> [Aim]: Return every line below as is, leaving out the pictures.

[Entries from a visual dataset]

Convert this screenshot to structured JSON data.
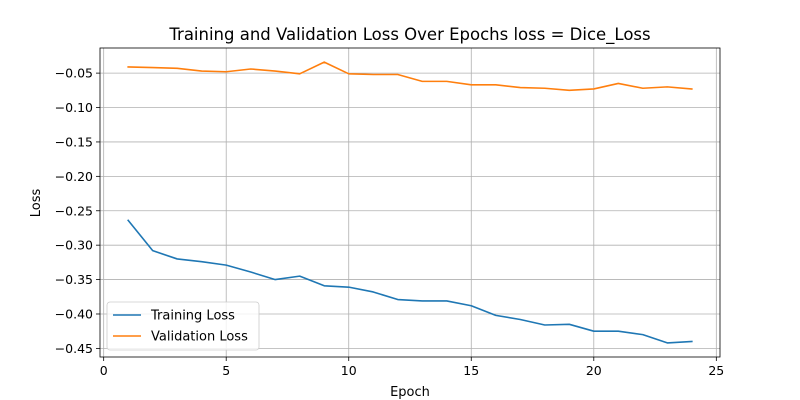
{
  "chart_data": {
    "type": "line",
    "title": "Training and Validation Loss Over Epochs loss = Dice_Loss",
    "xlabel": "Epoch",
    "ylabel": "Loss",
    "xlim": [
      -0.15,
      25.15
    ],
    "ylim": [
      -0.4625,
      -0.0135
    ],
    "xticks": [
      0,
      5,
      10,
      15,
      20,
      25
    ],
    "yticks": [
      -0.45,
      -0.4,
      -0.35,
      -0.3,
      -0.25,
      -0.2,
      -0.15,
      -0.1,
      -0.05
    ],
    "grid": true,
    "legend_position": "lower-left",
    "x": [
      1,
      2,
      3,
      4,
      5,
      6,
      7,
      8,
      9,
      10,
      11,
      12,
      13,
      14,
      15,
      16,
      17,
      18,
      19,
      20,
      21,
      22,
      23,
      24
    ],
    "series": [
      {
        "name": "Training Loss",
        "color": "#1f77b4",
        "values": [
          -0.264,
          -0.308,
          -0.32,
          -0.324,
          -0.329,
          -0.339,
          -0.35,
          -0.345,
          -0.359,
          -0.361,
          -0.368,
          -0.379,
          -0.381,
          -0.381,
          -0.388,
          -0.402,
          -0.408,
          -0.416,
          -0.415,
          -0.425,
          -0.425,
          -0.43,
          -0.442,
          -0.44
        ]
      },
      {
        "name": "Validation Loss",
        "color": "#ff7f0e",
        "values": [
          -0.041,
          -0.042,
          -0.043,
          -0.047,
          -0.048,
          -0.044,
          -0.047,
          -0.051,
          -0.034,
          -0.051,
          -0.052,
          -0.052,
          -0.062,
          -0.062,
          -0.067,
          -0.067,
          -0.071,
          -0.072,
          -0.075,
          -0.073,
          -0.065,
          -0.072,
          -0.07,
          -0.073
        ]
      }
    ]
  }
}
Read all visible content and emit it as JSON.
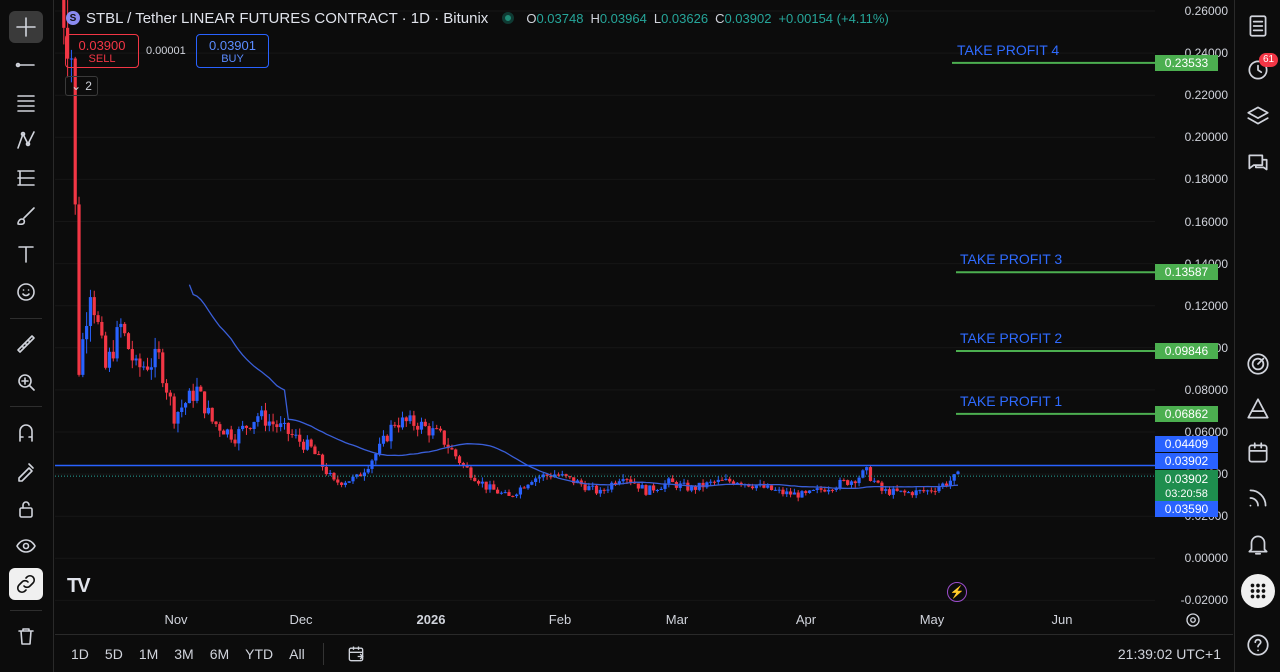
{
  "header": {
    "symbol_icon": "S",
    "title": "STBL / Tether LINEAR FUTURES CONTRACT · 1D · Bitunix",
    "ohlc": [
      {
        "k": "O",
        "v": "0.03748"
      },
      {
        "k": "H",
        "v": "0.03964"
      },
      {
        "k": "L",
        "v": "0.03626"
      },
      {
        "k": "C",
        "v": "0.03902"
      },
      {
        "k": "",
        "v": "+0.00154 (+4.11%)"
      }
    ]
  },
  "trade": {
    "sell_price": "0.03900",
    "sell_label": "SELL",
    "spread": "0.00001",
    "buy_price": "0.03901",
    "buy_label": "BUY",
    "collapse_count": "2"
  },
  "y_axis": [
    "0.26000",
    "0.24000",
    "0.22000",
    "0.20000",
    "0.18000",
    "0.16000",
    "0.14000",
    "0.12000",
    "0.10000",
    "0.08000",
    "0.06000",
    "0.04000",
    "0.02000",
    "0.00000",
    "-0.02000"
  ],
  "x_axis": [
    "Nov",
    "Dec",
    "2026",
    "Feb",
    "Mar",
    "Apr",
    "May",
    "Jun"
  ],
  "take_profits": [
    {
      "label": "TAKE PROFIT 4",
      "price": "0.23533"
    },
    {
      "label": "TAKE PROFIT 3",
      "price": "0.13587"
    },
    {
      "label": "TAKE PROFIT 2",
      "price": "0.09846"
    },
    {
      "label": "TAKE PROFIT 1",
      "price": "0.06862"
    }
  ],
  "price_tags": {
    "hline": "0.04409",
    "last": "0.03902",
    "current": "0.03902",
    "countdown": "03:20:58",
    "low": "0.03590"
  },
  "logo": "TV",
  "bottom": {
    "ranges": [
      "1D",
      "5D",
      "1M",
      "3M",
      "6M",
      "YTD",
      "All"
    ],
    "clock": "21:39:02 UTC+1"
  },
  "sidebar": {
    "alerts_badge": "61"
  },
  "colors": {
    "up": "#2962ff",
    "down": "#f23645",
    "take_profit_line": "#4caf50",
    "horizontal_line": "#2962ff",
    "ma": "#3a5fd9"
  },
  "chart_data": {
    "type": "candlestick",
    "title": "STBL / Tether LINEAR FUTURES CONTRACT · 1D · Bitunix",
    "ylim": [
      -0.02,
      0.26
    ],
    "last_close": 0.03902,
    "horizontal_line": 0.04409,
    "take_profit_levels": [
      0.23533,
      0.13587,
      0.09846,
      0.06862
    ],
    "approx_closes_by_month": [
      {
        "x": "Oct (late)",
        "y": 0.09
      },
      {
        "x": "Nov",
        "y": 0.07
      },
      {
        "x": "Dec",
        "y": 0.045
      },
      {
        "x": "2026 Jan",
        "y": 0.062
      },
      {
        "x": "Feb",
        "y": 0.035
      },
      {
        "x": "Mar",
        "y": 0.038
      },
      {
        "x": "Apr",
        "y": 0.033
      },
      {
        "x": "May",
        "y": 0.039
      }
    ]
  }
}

> [Answer to the problem]:
Convert this screenshot to structured JSON data.
{
  "chart_data": {
    "type": "line",
    "title": "Training and Validation Loss Over Epochs loss = Dice_Loss",
    "xlabel": "Epoch",
    "ylabel": "Loss",
    "xlim": [
      -0.15,
      25.15
    ],
    "ylim": [
      -0.4625,
      -0.0135
    ],
    "xticks": [
      0,
      5,
      10,
      15,
      20,
      25
    ],
    "yticks": [
      -0.45,
      -0.4,
      -0.35,
      -0.3,
      -0.25,
      -0.2,
      -0.15,
      -0.1,
      -0.05
    ],
    "grid": true,
    "legend_position": "lower-left",
    "x": [
      1,
      2,
      3,
      4,
      5,
      6,
      7,
      8,
      9,
      10,
      11,
      12,
      13,
      14,
      15,
      16,
      17,
      18,
      19,
      20,
      21,
      22,
      23,
      24
    ],
    "series": [
      {
        "name": "Training Loss",
        "color": "#1f77b4",
        "values": [
          -0.264,
          -0.308,
          -0.32,
          -0.324,
          -0.329,
          -0.339,
          -0.35,
          -0.345,
          -0.359,
          -0.361,
          -0.368,
          -0.379,
          -0.381,
          -0.381,
          -0.388,
          -0.402,
          -0.408,
          -0.416,
          -0.415,
          -0.425,
          -0.425,
          -0.43,
          -0.442,
          -0.44
        ]
      },
      {
        "name": "Validation Loss",
        "color": "#ff7f0e",
        "values": [
          -0.041,
          -0.042,
          -0.043,
          -0.047,
          -0.048,
          -0.044,
          -0.047,
          -0.051,
          -0.034,
          -0.051,
          -0.052,
          -0.052,
          -0.062,
          -0.062,
          -0.067,
          -0.067,
          -0.071,
          -0.072,
          -0.075,
          -0.073,
          -0.065,
          -0.072,
          -0.07,
          -0.073
        ]
      }
    ]
  }
}
Read all visible content and emit it as JSON.
{
  "header": {
    "symbol_icon": "S",
    "title": "STBL / Tether LINEAR FUTURES CONTRACT · 1D · Bitunix",
    "ohlc": [
      {
        "k": "O",
        "v": "0.03748"
      },
      {
        "k": "H",
        "v": "0.03964"
      },
      {
        "k": "L",
        "v": "0.03626"
      },
      {
        "k": "C",
        "v": "0.03902"
      },
      {
        "k": "",
        "v": "+0.00154 (+4.11%)"
      }
    ]
  },
  "trade": {
    "sell_price": "0.03900",
    "sell_label": "SELL",
    "spread": "0.00001",
    "buy_price": "0.03901",
    "buy_label": "BUY",
    "collapse_count": "2"
  },
  "y_axis": [
    "0.26000",
    "0.24000",
    "0.22000",
    "0.20000",
    "0.18000",
    "0.16000",
    "0.14000",
    "0.12000",
    "0.10000",
    "0.08000",
    "0.06000",
    "0.04000",
    "0.02000",
    "0.00000",
    "-0.02000"
  ],
  "x_axis": [
    "Nov",
    "Dec",
    "2026",
    "Feb",
    "Mar",
    "Apr",
    "May",
    "Jun"
  ],
  "take_profits": [
    {
      "label": "TAKE PROFIT 4",
      "price": "0.23533"
    },
    {
      "label": "TAKE PROFIT 3",
      "price": "0.13587"
    },
    {
      "label": "TAKE PROFIT 2",
      "price": "0.09846"
    },
    {
      "label": "TAKE PROFIT 1",
      "price": "0.06862"
    }
  ],
  "price_tags": {
    "hline": "0.04409",
    "last": "0.03902",
    "current": "0.03902",
    "countdown": "03:20:58",
    "low": "0.03590"
  },
  "logo": "TV",
  "bottom": {
    "ranges": [
      "1D",
      "5D",
      "1M",
      "3M",
      "6M",
      "YTD",
      "All"
    ],
    "clock": "21:39:02 UTC+1"
  },
  "sidebar": {
    "alerts_badge": "61"
  },
  "colors": {
    "up": "#2962ff",
    "down": "#f23645",
    "take_profit_line": "#4caf50",
    "horizontal_line": "#2962ff",
    "ma": "#3a5fd9"
  },
  "chart_data": {
    "type": "candlestick",
    "title": "STBL / Tether LINEAR FUTURES CONTRACT · 1D · Bitunix",
    "ylim": [
      -0.02,
      0.26
    ],
    "last_close": 0.03902,
    "horizontal_line": 0.04409,
    "take_profit_levels": [
      0.23533,
      0.13587,
      0.09846,
      0.06862
    ],
    "approx_closes_by_month": [
      {
        "x": "Oct (late)",
        "y": 0.09
      },
      {
        "x": "Nov",
        "y": 0.07
      },
      {
        "x": "Dec",
        "y": 0.045
      },
      {
        "x": "2026 Jan",
        "y": 0.062
      },
      {
        "x": "Feb",
        "y": 0.035
      },
      {
        "x": "Mar",
        "y": 0.038
      },
      {
        "x": "Apr",
        "y": 0.033
      },
      {
        "x": "May",
        "y": 0.039
      }
    ]
  }
}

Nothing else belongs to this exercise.